_WHAT YOU WILL DO:_ Format the rows below, from the one containing "x-tick-label: 3.5 <box>920 557 941 574</box>" through the one containing "y-tick-label: 0.001 <box>46 403 84 420</box>", as a Markdown table with two columns, Number and Row text. Number them in order and leave out any blank lines.

_RECORDS FOR THE EXERCISE:_
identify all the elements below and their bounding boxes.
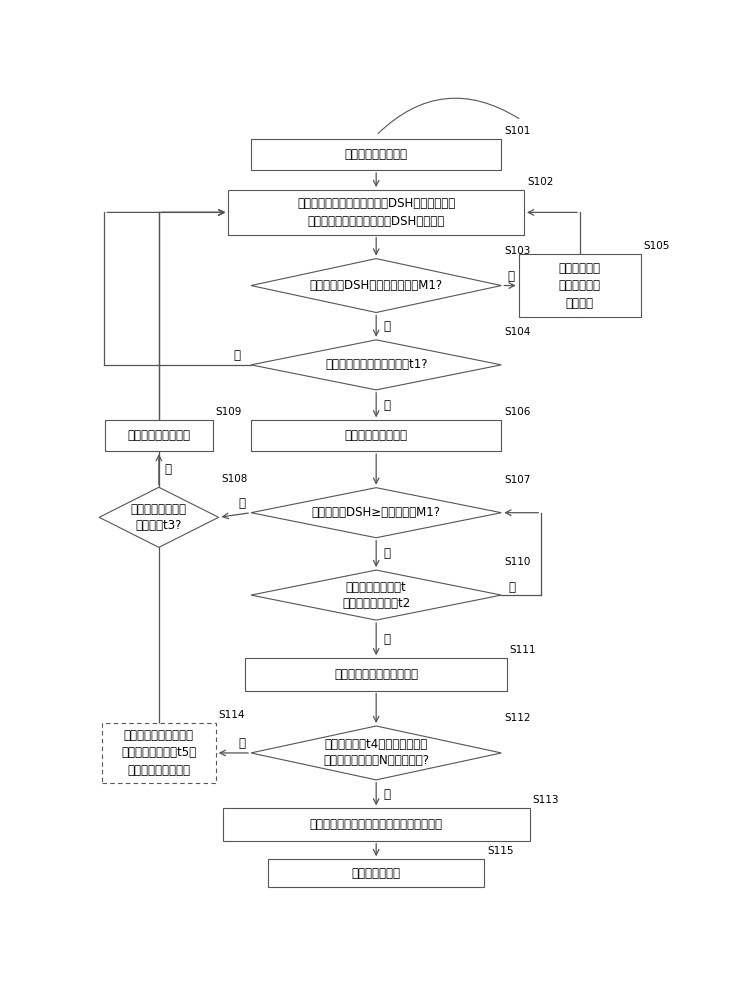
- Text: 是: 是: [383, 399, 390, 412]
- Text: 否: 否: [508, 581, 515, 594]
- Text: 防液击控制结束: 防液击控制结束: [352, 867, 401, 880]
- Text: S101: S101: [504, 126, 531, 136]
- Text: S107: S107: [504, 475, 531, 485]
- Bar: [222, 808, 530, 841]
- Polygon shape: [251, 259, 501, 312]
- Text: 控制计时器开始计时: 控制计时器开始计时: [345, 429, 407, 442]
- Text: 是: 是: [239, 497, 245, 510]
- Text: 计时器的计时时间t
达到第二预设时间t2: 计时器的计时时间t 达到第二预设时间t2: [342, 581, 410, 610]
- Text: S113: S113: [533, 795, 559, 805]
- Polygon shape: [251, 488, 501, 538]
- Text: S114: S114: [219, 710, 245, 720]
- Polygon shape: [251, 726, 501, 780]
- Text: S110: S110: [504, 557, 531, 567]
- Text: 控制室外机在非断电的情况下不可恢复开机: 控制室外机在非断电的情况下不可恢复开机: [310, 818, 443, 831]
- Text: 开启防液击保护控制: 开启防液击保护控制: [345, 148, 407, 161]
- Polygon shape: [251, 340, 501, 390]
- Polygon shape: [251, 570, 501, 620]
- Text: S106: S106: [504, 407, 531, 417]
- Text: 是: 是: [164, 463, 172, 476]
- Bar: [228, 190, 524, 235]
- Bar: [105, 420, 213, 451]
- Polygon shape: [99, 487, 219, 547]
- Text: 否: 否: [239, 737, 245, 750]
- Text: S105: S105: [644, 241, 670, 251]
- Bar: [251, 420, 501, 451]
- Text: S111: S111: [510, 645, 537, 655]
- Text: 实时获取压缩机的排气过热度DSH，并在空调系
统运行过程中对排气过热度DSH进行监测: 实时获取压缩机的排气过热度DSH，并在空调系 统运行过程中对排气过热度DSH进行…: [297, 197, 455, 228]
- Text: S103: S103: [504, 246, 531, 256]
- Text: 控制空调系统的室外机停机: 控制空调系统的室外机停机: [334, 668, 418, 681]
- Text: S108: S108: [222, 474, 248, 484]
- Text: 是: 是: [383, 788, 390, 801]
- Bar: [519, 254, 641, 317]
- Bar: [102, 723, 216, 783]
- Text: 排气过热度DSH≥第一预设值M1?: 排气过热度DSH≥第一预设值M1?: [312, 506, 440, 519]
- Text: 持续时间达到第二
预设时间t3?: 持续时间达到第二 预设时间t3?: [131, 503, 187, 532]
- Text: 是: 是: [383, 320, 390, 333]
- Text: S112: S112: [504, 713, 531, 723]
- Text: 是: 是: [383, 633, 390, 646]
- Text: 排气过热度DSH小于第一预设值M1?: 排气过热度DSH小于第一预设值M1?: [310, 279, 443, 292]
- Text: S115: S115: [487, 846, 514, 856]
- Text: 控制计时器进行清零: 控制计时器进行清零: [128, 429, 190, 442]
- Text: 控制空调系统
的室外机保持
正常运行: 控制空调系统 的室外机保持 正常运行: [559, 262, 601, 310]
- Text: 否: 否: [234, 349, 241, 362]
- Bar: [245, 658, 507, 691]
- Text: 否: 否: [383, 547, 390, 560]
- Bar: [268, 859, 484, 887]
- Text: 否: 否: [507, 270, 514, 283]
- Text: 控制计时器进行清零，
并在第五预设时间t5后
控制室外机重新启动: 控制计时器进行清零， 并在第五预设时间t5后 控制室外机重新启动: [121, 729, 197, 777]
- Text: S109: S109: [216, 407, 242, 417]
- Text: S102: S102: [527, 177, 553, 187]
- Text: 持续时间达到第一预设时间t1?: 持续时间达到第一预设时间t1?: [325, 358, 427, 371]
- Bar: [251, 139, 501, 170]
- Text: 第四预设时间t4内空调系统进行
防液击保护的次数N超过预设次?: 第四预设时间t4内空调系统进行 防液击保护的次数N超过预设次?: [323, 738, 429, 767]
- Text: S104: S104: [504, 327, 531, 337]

--

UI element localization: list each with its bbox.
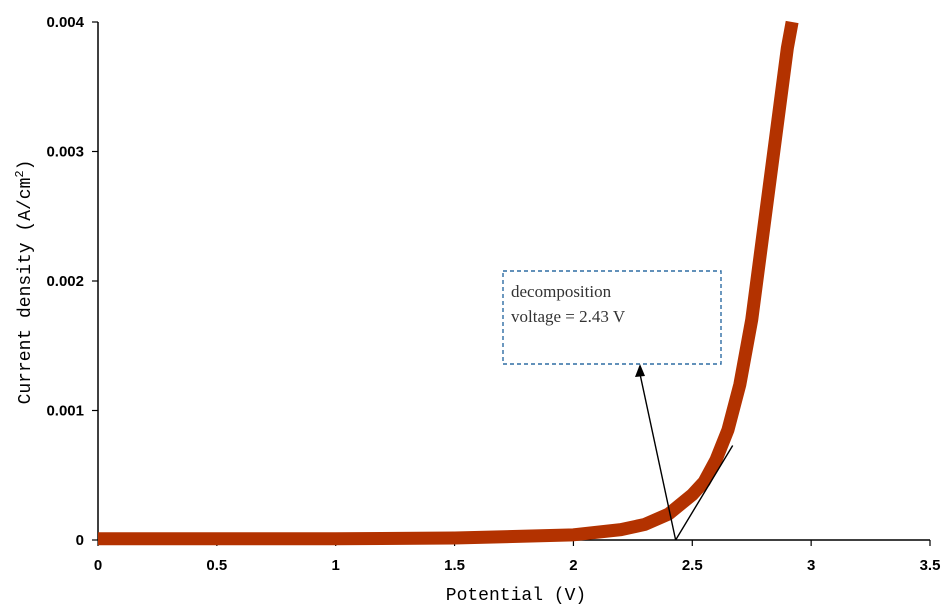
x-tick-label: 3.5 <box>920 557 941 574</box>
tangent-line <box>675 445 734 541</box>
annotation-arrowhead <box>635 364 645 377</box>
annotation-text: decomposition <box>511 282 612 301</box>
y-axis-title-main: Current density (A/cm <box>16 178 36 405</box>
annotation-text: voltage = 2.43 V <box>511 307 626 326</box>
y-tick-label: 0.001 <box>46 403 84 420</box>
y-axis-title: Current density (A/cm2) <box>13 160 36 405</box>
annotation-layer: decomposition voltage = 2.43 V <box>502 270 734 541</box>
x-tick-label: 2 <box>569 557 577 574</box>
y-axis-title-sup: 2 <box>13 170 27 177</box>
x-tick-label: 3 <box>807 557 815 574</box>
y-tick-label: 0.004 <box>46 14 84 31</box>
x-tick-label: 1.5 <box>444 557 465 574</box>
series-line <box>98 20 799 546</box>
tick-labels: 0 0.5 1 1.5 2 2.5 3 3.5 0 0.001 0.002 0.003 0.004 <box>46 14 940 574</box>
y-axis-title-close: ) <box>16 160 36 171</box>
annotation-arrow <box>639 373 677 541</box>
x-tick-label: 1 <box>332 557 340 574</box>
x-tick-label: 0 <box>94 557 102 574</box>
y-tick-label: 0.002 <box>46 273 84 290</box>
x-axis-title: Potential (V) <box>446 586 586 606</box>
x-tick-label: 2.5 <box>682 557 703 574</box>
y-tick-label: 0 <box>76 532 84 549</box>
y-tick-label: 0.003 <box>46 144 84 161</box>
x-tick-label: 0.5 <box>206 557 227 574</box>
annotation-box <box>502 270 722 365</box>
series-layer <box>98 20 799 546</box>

_RESULT OF THE TASK:_
| Number | Row text |
|---|---|
| 1 | x-tick-label: 3.5 <box>920 557 941 574</box> |
| 2 | tangent-line <box>675 445 734 541</box> |
| 3 | annotation-arrowhead <box>635 364 645 377</box> |
| 4 | annotation-text: decomposition <box>511 282 612 301</box> |
| 5 | y-axis-title-main: Current density (A/cm <box>16 178 36 405</box> |
| 6 | annotation-text: voltage = 2.43 V <box>511 307 626 326</box> |
| 7 | y-tick-label: 0.001 <box>46 403 84 420</box> |